- _What the task asks_: Return each entry exactly, omitting nothing.

[Data entries]
* * * * * * * * *
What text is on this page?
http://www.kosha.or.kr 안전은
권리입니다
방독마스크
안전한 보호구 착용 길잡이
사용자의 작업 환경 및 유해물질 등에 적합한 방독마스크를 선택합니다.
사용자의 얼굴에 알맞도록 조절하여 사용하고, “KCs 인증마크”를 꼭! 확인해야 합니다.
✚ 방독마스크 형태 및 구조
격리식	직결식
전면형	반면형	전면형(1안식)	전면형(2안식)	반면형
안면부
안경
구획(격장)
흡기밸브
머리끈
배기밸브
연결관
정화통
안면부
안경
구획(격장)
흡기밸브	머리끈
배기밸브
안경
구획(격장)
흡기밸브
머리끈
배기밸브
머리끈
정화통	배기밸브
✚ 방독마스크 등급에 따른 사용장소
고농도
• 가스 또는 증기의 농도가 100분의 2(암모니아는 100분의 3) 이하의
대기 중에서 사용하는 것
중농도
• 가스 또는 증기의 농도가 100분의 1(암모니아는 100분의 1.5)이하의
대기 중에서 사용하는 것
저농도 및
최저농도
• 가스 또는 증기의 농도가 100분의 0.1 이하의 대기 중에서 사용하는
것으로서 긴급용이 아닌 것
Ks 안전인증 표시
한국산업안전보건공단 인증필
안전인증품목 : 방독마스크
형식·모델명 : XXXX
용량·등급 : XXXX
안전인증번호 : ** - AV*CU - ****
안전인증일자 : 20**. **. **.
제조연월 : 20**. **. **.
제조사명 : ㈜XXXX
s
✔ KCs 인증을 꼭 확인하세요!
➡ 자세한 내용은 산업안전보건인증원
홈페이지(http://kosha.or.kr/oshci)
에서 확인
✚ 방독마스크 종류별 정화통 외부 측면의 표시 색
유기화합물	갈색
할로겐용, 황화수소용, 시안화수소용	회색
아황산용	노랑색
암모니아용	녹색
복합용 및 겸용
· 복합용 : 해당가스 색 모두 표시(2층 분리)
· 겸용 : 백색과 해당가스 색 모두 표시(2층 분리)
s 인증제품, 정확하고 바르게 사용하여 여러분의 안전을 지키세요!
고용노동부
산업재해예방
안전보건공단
* * * * * * * * *
- _Result_:
What text is on this page?
http://www.kosha.or.kr 안전은
권리입니다
방독마스크
안전한 보호구 착용 길잡이
사용자의 작업 환경 및 유해물질 등에 적합한 방독마스크를 선택합니다.
사용자의 얼굴에 알맞도록 조절하여 사용하고, “KCs 인증마크”를 꼭! 확인해야 합니다.
✚ 방독마스크 형태 및 구조
격리식	직결식
전면형	반면형	전면형(1안식)	전면형(2안식)	반면형
안면부
안경
구획(격장)
흡기밸브
머리끈
배기밸브
연결관
정화통
안면부
안경
구획(격장)
흡기밸브	머리끈
배기밸브
안경
구획(격장)
흡기밸브
머리끈
배기밸브
머리끈
정화통	배기밸브
✚ 방독마스크 등급에 따른 사용장소
고농도
• 가스 또는 증기의 농도가 100분의 2(암모니아는 100분의 3) 이하의
대기 중에서 사용하는 것
중농도
• 가스 또는 증기의 농도가 100분의 1(암모니아는 100분의 1.5)이하의
대기 중에서 사용하는 것
저농도 및
최저농도
• 가스 또는 증기의 농도가 100분의 0.1 이하의 대기 중에서 사용하는
것으로서 긴급용이 아닌 것
Ks 안전인증 표시
한국산업안전보건공단 인증필
안전인증품목 : 방독마스크
형식·모델명 : XXXX
용량·등급 : XXXX
안전인증번호 : ** - AV*CU - ****
안전인증일자 : 20**. **. **.
제조연월 : 20**. **. **.
제조사명 : ㈜XXXX
s
✔ KCs 인증을 꼭 확인하세요!
➡ 자세한 내용은 산업안전보건인증원
홈페이지(http://kosha.or.kr/oshci)
에서 확인
✚ 방독마스크 종류별 정화통 외부 측면의 표시 색
유기화합물	갈색
할로겐용, 황화수소용, 시안화수소용	회색
아황산용	노랑색
암모니아용	녹색
복합용 및 겸용
· 복합용 : 해당가스 색 모두 표시(2층 분리)
· 겸용 : 백색과 해당가스 색 모두 표시(2층 분리)
s 인증제품, 정확하고 바르게 사용하여 여러분의 안전을 지키세요!
고용노동부
산업재해예방
안전보건공단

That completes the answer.